━━━━━ SUPPLIED INFORMATION

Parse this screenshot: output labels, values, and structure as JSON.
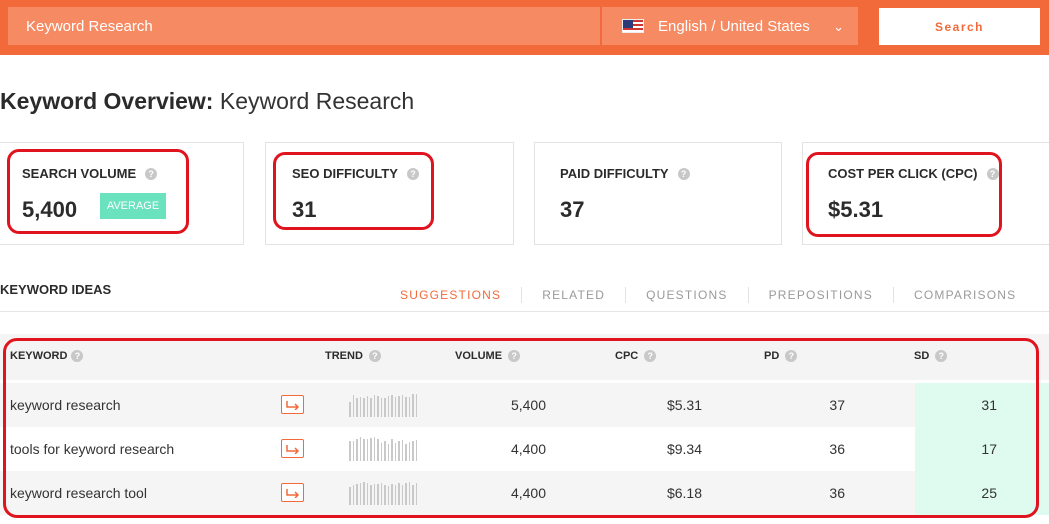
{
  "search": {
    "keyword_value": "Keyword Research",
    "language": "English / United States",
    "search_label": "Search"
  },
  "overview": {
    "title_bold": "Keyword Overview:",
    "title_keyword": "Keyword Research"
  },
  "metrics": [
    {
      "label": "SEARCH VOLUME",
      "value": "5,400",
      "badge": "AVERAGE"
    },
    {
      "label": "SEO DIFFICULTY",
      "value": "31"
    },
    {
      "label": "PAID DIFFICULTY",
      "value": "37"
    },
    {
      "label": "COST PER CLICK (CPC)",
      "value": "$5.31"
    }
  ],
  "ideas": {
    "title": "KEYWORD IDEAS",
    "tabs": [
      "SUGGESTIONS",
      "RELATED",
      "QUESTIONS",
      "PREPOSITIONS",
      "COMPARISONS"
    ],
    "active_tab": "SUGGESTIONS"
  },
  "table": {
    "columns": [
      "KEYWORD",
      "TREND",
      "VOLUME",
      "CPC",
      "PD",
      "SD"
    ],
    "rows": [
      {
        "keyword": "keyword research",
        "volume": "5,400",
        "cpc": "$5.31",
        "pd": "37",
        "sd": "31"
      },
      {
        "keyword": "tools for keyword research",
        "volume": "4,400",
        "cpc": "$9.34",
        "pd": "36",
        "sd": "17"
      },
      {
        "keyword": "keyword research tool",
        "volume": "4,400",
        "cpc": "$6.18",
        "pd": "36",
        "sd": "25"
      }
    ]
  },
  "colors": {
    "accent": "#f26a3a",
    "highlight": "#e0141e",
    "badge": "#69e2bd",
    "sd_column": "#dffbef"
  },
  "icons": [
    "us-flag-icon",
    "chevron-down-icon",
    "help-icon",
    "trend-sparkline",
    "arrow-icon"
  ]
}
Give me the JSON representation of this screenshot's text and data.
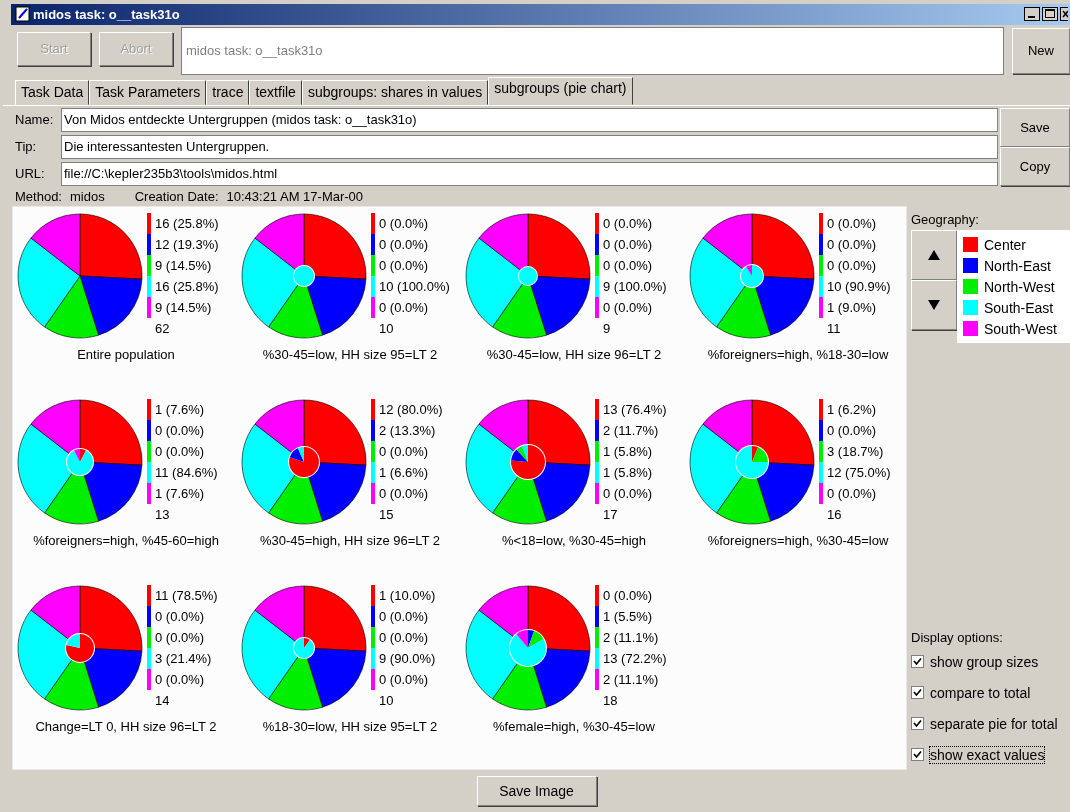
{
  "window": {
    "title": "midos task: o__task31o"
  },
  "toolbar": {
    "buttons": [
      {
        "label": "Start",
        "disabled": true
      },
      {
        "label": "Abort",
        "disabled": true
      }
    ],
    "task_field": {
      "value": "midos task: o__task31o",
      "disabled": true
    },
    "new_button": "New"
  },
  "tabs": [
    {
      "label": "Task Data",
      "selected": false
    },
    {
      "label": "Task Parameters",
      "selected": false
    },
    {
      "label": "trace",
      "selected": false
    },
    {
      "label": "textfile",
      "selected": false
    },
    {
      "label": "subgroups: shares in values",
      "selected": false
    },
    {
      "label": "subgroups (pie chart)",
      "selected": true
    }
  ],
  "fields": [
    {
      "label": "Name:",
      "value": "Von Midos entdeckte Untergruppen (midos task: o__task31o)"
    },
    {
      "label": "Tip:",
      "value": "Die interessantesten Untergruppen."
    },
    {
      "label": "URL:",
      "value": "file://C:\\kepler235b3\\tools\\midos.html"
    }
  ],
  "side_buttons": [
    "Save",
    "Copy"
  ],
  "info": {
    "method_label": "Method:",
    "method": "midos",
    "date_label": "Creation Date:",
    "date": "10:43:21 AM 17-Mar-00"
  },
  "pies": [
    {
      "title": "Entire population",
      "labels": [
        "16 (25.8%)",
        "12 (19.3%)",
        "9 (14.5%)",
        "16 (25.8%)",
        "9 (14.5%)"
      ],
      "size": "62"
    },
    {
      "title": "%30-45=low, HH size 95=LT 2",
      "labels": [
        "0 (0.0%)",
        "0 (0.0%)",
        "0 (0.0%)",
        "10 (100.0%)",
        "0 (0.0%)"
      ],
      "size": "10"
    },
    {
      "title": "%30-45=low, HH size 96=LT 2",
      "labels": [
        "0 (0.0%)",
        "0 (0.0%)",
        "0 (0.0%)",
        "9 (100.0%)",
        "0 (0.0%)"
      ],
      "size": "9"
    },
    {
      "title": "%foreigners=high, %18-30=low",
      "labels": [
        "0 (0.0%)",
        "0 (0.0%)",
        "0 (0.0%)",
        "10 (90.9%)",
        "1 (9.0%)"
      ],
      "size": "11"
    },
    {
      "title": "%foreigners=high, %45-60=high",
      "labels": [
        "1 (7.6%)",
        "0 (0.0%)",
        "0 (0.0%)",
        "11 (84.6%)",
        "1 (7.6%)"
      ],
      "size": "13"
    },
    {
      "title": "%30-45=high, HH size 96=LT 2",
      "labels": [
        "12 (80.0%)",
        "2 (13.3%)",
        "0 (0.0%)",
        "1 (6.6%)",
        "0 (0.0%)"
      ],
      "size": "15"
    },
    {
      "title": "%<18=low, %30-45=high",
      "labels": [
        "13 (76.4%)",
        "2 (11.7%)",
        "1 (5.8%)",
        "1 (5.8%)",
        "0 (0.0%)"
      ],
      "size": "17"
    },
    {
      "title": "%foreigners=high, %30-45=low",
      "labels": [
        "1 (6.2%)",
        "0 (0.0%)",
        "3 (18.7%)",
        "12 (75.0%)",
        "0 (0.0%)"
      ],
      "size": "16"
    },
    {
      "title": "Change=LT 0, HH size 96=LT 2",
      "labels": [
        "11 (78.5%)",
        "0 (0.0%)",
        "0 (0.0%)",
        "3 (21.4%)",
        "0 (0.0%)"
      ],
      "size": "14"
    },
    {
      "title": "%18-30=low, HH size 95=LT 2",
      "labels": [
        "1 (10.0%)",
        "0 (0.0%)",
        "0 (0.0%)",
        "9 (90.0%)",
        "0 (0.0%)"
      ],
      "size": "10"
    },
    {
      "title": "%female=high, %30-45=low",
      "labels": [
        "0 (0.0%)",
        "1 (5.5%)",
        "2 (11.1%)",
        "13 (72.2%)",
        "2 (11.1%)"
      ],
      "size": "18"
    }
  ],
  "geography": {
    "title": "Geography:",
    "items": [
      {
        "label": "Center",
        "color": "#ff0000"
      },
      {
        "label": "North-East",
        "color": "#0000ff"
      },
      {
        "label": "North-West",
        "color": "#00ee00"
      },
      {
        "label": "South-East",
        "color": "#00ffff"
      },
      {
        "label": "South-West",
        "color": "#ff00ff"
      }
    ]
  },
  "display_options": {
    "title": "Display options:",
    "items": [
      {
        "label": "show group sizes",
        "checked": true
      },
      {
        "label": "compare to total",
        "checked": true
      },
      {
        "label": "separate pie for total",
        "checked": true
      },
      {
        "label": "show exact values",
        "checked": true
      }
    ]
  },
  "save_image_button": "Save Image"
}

━━━━━━━━━━

• PROMPT
Using the listing above, work out how many of its lines include "screenshot", and give only the result.

• RIGHT ANSWER
2